WRITTEN INSTRUCTION
Filter this material down to the lines that hold "name", copying each one.

Data entries
# # # #

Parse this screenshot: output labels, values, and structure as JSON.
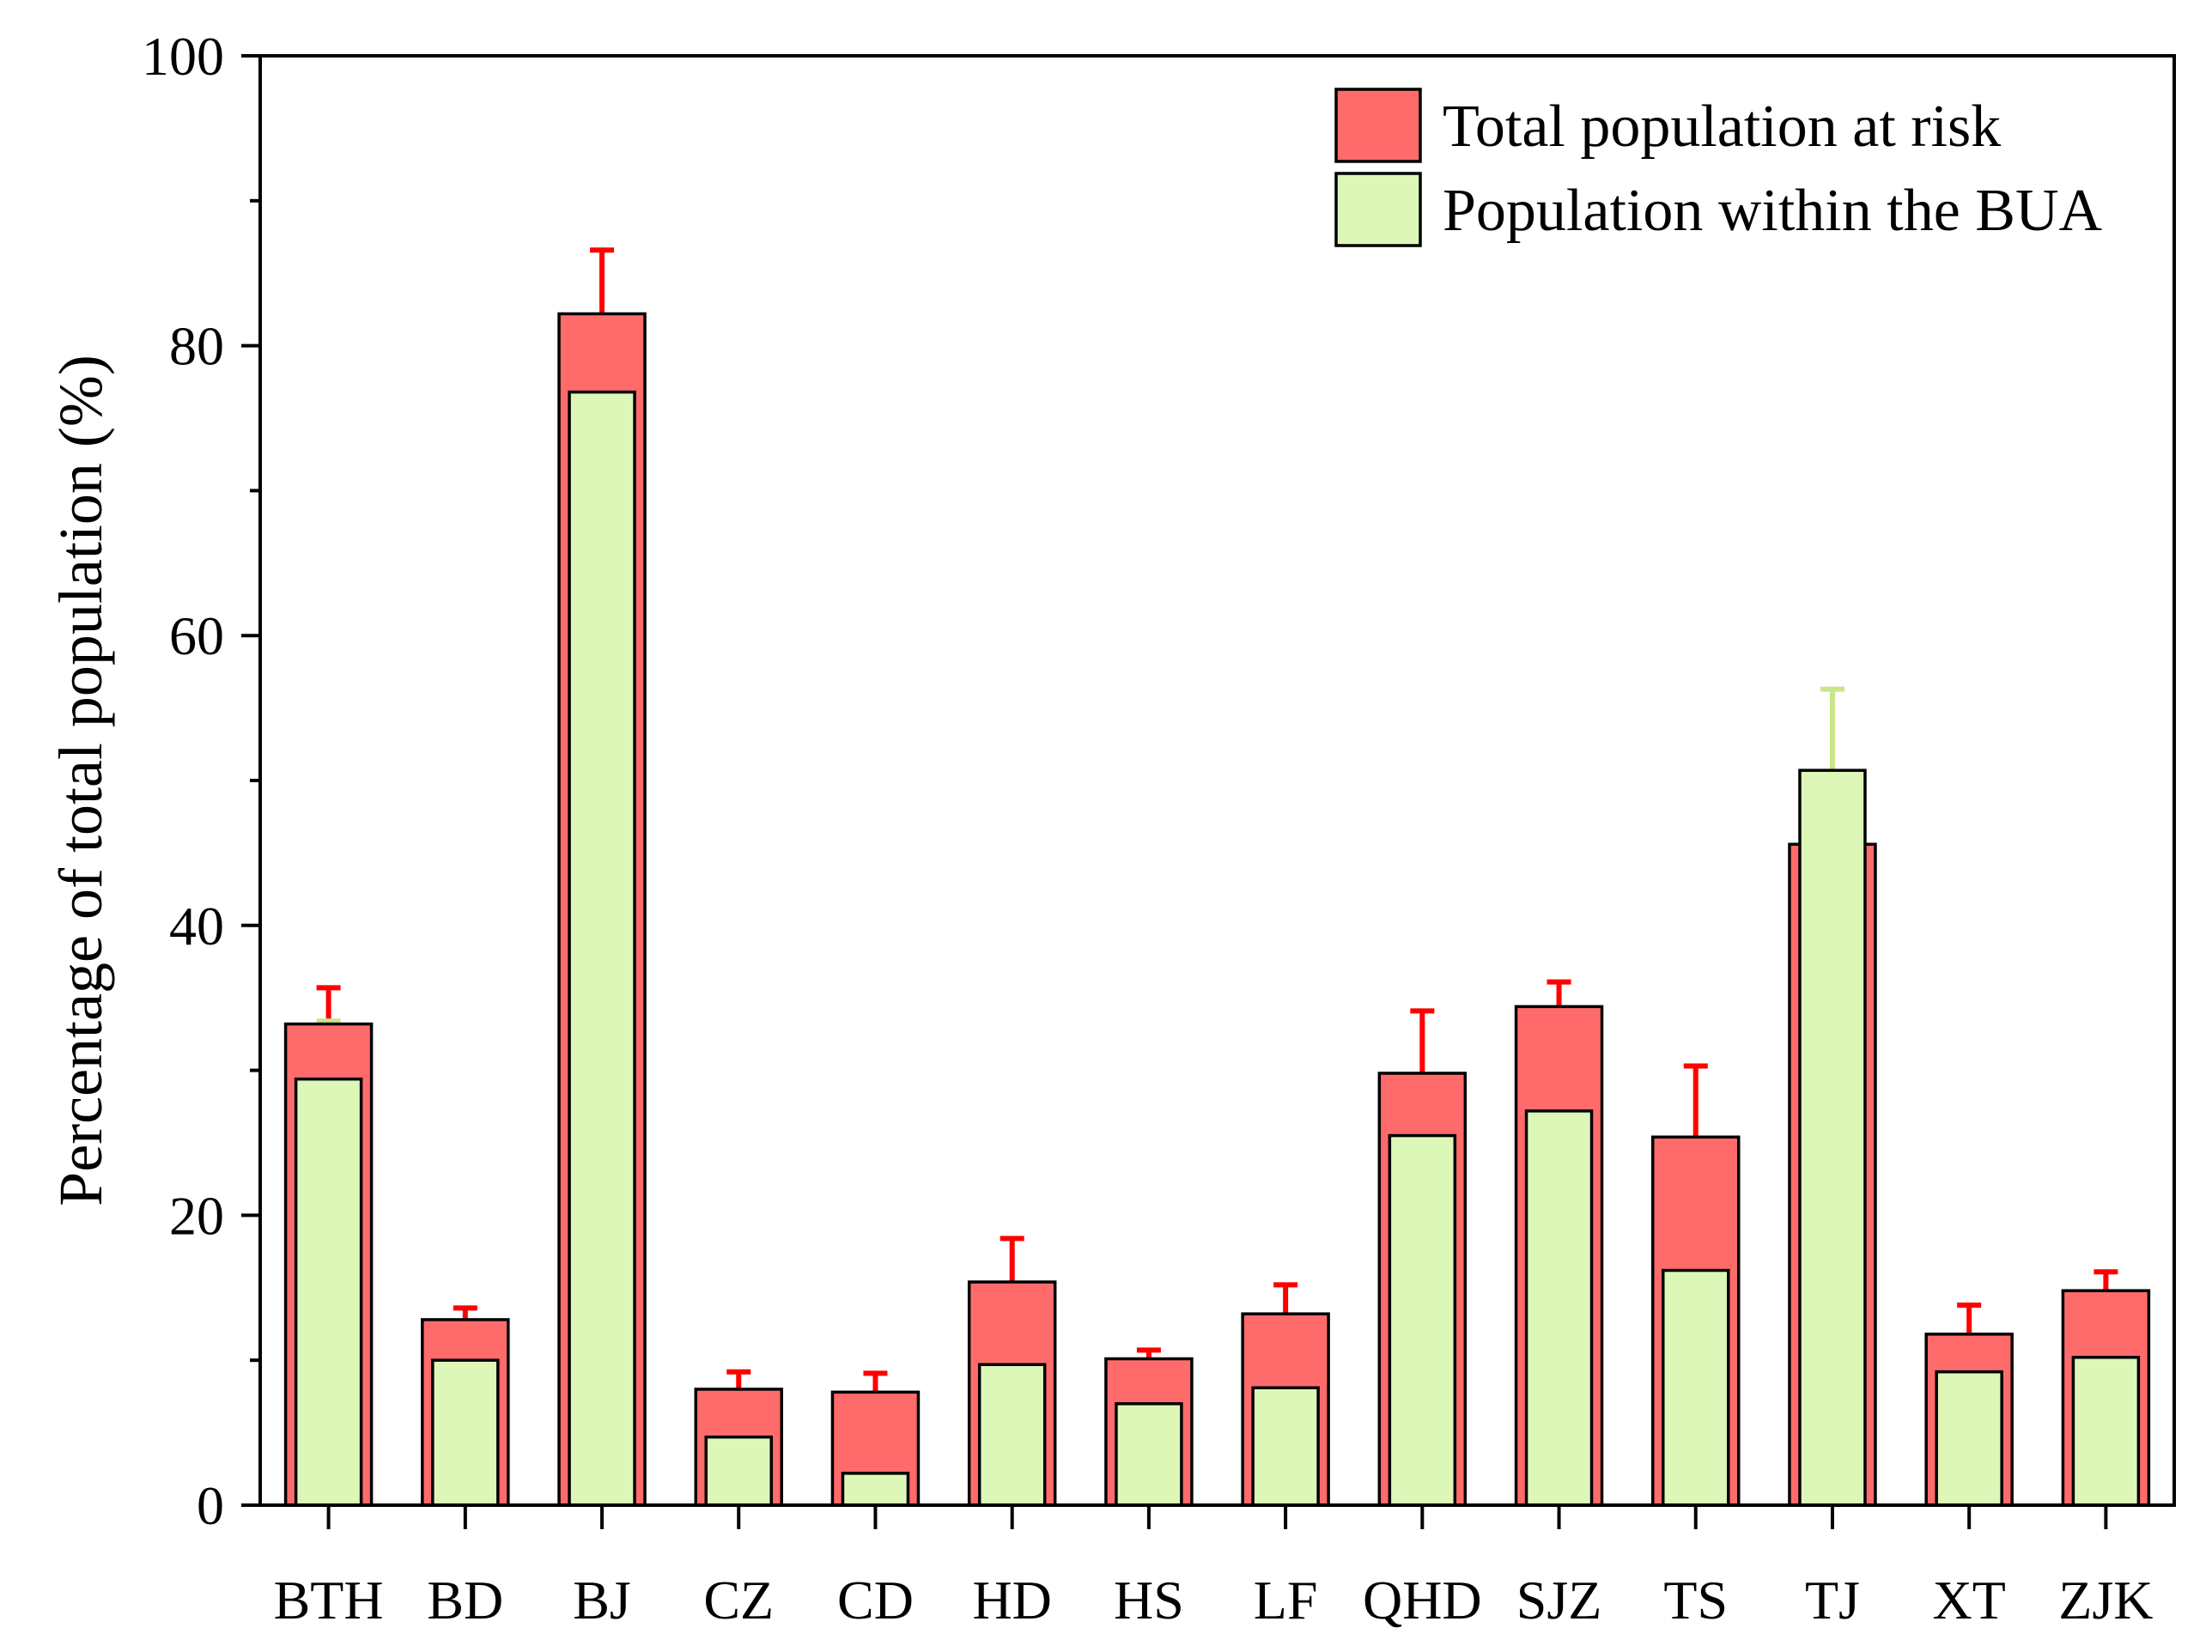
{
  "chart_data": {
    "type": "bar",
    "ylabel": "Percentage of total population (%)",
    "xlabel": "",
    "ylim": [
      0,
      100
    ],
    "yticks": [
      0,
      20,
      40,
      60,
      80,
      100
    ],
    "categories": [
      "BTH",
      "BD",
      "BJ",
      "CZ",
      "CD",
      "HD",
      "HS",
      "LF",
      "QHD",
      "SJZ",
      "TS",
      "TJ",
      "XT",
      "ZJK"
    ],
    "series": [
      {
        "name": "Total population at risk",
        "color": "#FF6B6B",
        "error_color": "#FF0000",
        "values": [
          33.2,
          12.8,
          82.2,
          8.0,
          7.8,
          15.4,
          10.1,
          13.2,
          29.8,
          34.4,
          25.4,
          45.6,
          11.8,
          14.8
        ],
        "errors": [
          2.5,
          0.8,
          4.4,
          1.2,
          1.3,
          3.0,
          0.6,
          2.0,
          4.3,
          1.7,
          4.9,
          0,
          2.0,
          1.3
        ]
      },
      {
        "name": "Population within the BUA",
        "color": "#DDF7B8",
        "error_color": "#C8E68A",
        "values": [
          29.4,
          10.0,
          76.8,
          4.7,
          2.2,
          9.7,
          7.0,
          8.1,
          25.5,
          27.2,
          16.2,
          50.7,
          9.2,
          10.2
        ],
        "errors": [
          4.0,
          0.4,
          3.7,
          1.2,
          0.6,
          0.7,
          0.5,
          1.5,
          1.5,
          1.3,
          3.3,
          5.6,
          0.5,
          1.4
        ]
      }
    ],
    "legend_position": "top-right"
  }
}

# # # #

REPLY
        "name": "Total population at risk",
        "name": "Population within the BUA",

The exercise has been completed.